SHORT EXERCISE: Update the items starting at the line containing "x-tick-label: 37.4 [526, 538, 558, 554]" and ending at the line containing "x-axis-title: Time sec [508, 584, 576, 600]" by changing "Dynamic Pressure" to "Static Pressure", and return only those lines with everything else unchanged.

RECORDED INFORMATION:

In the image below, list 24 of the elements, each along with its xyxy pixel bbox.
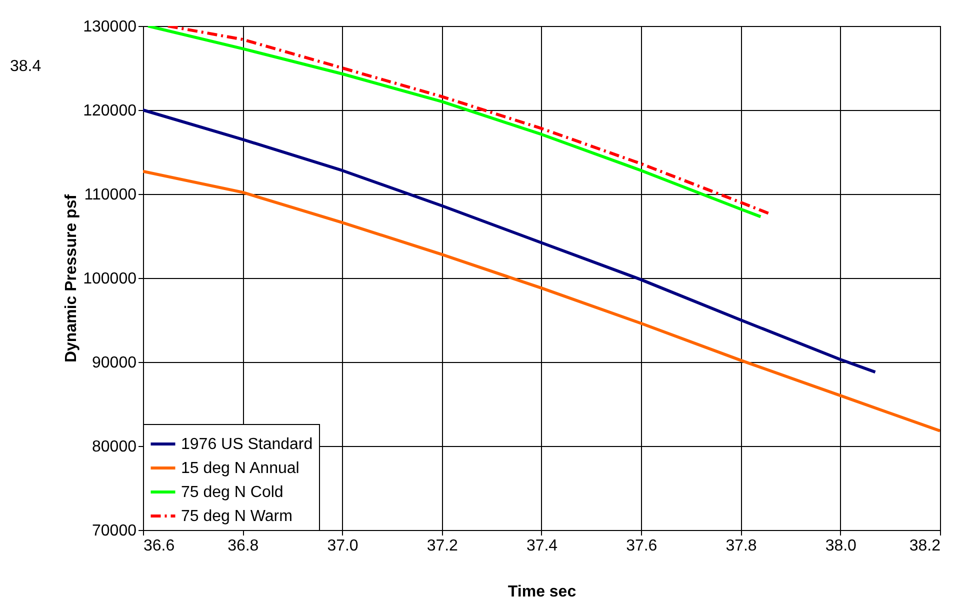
x-tick-label: 37.4 [526, 538, 558, 554]
line-series [143, 108, 877, 374]
y-tick-label: 130000 [83, 18, 137, 36]
text: 38.4 [10, 58, 42, 75]
legend-label: 75 deg N Warm [181, 508, 292, 525]
x-tick-label: 37.6 [626, 538, 658, 554]
y-axis-title: Dynamic Pressure psf [63, 194, 80, 363]
x-tick-label: 38.0 [825, 538, 857, 554]
y-tick-label: 120000 [83, 102, 137, 120]
x-axis-title: Time sec [508, 584, 576, 600]
legend-label: 15 deg N Annual [181, 460, 300, 477]
x-tick-label: 37.2 [426, 538, 458, 554]
x-tick-label: 37.0 [327, 538, 358, 554]
x-tick-label: 36.6 [144, 538, 175, 554]
y-tick-label: 110000 [84, 186, 137, 204]
y-tick-label: 100000 [83, 270, 137, 288]
x-tick-label: 36.8 [228, 538, 259, 554]
x-tick-label: 37.8 [726, 538, 757, 554]
legend-label: 1976 US Standard [181, 436, 313, 453]
y-tick-label: 70000 [92, 522, 137, 540]
y-tick-label: 90000 [92, 354, 137, 372]
y-tick-label: 80000 [92, 438, 137, 456]
legend-label: 75 deg N Cold [181, 484, 284, 501]
x-tick-label: 38.2 [909, 538, 941, 554]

SOLUTION TO THIS PROBLEM:
x-tick-label: 37.4 [526, 538, 558, 554]
line-series [143, 108, 877, 374]
y-tick-label: 130000 [83, 18, 137, 36]
text: 38.4 [10, 58, 42, 75]
legend-label: 75 deg N Warm [181, 508, 292, 525]
x-tick-label: 37.6 [626, 538, 658, 554]
y-axis-title: Static Pressure psf [63, 194, 80, 363]
x-tick-label: 38.0 [825, 538, 857, 554]
y-tick-label: 120000 [83, 102, 137, 120]
x-axis-title: Time sec [508, 584, 576, 600]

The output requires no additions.